■ **WHAT IS EXPECTED**:
All of the material below is to be retyped exactly.

◆ ◆ ◆ ◆ ◆ ◆ ◆

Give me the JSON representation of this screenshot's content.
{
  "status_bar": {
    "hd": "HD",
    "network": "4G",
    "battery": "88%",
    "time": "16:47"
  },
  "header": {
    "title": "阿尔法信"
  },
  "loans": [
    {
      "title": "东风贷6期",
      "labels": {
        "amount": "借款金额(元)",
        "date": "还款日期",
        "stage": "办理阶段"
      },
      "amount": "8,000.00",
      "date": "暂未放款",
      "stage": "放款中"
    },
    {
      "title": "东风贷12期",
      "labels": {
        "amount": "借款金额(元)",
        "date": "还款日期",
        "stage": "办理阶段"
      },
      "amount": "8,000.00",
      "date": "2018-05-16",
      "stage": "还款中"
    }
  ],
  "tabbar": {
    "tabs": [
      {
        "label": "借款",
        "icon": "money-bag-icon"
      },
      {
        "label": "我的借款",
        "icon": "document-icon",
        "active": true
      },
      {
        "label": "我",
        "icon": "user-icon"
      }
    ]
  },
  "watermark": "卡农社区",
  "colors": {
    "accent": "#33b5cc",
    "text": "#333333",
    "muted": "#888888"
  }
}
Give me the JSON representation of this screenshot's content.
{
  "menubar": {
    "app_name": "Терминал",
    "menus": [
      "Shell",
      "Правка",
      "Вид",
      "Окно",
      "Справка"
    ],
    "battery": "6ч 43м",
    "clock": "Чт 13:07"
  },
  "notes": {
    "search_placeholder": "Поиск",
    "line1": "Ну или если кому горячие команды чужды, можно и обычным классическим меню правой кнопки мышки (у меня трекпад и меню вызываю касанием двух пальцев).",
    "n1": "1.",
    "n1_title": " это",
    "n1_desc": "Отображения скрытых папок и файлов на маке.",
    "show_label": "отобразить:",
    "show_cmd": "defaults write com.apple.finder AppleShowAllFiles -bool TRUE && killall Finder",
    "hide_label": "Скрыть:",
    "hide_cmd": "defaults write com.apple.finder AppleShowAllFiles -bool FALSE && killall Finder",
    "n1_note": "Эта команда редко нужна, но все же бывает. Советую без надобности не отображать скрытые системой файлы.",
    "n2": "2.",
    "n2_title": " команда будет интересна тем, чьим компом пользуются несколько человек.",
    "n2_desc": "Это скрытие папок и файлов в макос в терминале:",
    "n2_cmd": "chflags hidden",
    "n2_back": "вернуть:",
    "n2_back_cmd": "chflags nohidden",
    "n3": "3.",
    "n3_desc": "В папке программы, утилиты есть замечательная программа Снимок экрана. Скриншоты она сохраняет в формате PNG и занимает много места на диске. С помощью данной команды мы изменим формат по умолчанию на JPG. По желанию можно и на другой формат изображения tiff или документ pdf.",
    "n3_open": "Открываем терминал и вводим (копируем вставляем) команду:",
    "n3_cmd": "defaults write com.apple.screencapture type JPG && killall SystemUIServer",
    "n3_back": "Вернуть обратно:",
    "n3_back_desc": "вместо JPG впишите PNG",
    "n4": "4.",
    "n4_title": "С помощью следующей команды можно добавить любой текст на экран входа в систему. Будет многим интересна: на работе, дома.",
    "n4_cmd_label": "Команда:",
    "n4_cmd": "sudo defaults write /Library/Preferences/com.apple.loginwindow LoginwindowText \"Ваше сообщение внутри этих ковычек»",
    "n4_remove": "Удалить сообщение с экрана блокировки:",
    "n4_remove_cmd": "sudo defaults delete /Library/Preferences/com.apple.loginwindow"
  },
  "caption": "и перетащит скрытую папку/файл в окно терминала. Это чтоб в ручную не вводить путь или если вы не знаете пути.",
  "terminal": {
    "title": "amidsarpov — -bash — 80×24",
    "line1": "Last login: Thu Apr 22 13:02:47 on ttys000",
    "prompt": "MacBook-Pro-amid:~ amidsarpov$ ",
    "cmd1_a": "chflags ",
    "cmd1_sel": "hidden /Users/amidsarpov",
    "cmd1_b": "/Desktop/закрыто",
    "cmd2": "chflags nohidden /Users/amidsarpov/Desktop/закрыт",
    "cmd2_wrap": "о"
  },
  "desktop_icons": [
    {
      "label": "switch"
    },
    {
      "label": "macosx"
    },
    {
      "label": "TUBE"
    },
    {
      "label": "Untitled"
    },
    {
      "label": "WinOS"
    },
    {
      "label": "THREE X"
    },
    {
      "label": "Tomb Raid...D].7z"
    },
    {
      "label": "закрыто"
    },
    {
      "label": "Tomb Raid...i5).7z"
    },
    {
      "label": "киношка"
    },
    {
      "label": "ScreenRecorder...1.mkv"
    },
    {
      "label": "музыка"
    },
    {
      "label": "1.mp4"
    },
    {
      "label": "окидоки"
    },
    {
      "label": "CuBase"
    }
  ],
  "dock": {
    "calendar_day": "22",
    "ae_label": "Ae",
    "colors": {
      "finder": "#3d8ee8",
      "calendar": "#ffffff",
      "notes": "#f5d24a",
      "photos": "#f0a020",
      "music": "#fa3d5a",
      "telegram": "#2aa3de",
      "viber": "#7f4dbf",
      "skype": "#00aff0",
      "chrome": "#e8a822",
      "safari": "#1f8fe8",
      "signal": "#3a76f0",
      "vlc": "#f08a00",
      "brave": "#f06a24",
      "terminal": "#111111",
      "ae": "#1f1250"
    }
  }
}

◆ ◆ ◆ ◆ ◆ ◆ ◆

■ **SOLUTION**:
Give me the JSON representation of this screenshot's content.
{
  "status_bar": {
    "hd": "HD",
    "network": "4G",
    "battery": "88%",
    "time": "16:47"
  },
  "header": {
    "title": "阿尔法信"
  },
  "loans": [
    {
      "title": "东风贷6期",
      "labels": {
        "amount": "借款金额(元)",
        "date": "还款日期",
        "stage": "办理阶段"
      },
      "amount": "8,000.00",
      "date": "暂未放款",
      "stage": "放款中"
    },
    {
      "title": "东风贷12期",
      "labels": {
        "amount": "借款金额(元)",
        "date": "还款日期",
        "stage": "办理阶段"
      },
      "amount": "8,000.00",
      "date": "2018-05-16",
      "stage": "还款中"
    }
  ],
  "tabbar": {
    "tabs": [
      {
        "label": "借款",
        "icon": "money-bag-icon"
      },
      {
        "label": "我的借款",
        "icon": "document-icon",
        "active": true
      },
      {
        "label": "我",
        "icon": "user-icon"
      }
    ]
  },
  "watermark": "卡农社区",
  "colors": {
    "accent": "#33b5cc",
    "text": "#333333",
    "muted": "#888888"
  }
}
Give me the JSON representation of this screenshot's content.
{
  "menubar": {
    "app_name": "Терминал",
    "menus": [
      "Shell",
      "Правка",
      "Вид",
      "Окно",
      "Справка"
    ],
    "battery": "6ч 43м",
    "clock": "Чт 13:07"
  },
  "notes": {
    "search_placeholder": "Поиск",
    "line1": "Ну или если кому горячие команды чужды, можно и обычным классическим меню правой кнопки мышки (у меня трекпад и меню вызываю касанием двух пальцев).",
    "n1": "1.",
    "n1_title": " это",
    "n1_desc": "Отображения скрытых папок и файлов на маке.",
    "show_label": "отобразить:",
    "show_cmd": "defaults write com.apple.finder AppleShowAllFiles -bool TRUE && killall Finder",
    "hide_label": "Скрыть:",
    "hide_cmd": "defaults write com.apple.finder AppleShowAllFiles -bool FALSE && killall Finder",
    "n1_note": "Эта команда редко нужна, но все же бывает. Советую без надобности не отображать скрытые системой файлы.",
    "n2": "2.",
    "n2_title": " команда будет интересна тем, чьим компом пользуются несколько человек.",
    "n2_desc": "Это скрытие папок и файлов в макос в терминале:",
    "n2_cmd": "chflags hidden",
    "n2_back": "вернуть:",
    "n2_back_cmd": "chflags nohidden",
    "n3": "3.",
    "n3_desc": "В папке программы, утилиты есть замечательная программа Снимок экрана. Скриншоты она сохраняет в формате PNG и занимает много места на диске. С помощью данной команды мы изменим формат по умолчанию на JPG. По желанию можно и на другой формат изображения tiff или документ pdf.",
    "n3_open": "Открываем терминал и вводим (копируем вставляем) команду:",
    "n3_cmd": "defaults write com.apple.screencapture type JPG && killall SystemUIServer",
    "n3_back": "Вернуть обратно:",
    "n3_back_desc": "вместо JPG впишите PNG",
    "n4": "4.",
    "n4_title": "С помощью следующей команды можно добавить любой текст на экран входа в систему. Будет многим интересна: на работе, дома.",
    "n4_cmd_label": "Команда:",
    "n4_cmd": "sudo defaults write /Library/Preferences/com.apple.loginwindow LoginwindowText \"Ваше сообщение внутри этих ковычек»",
    "n4_remove": "Удалить сообщение с экрана блокировки:",
    "n4_remove_cmd": "sudo defaults delete /Library/Preferences/com.apple.loginwindow"
  },
  "caption": "и перетащит скрытую папку/файл в окно терминала. Это чтоб в ручную не вводить путь или если вы не знаете пути.",
  "terminal": {
    "title": "amidsarpov — -bash — 80×24",
    "line1": "Last login: Thu Apr 22 13:02:47 on ttys000",
    "prompt": "MacBook-Pro-amid:~ amidsarpov$ ",
    "cmd1_a": "chflags ",
    "cmd1_sel": "hidden /Users/amidsarpov",
    "cmd1_b": "/Desktop/закрыто",
    "cmd2": "chflags nohidden /Users/amidsarpov/Desktop/закрыт",
    "cmd2_wrap": "о"
  },
  "desktop_icons": [
    {
      "label": "switch"
    },
    {
      "label": "macosx"
    },
    {
      "label": "TUBE"
    },
    {
      "label": "Untitled"
    },
    {
      "label": "WinOS"
    },
    {
      "label": "THREE X"
    },
    {
      "label": "Tomb Raid...D].7z"
    },
    {
      "label": "закрыто"
    },
    {
      "label": "Tomb Raid...i5).7z"
    },
    {
      "label": "киношка"
    },
    {
      "label": "ScreenRecorder...1.mkv"
    },
    {
      "label": "музыка"
    },
    {
      "label": "1.mp4"
    },
    {
      "label": "окидоки"
    },
    {
      "label": "CuBase"
    }
  ],
  "dock": {
    "calendar_day": "22",
    "ae_label": "Ae",
    "colors": {
      "finder": "#3d8ee8",
      "calendar": "#ffffff",
      "notes": "#f5d24a",
      "photos": "#f0a020",
      "music": "#fa3d5a",
      "telegram": "#2aa3de",
      "viber": "#7f4dbf",
      "skype": "#00aff0",
      "chrome": "#e8a822",
      "safari": "#1f8fe8",
      "signal": "#3a76f0",
      "vlc": "#f08a00",
      "brave": "#f06a24",
      "terminal": "#111111",
      "ae": "#1f1250"
    }
  }
}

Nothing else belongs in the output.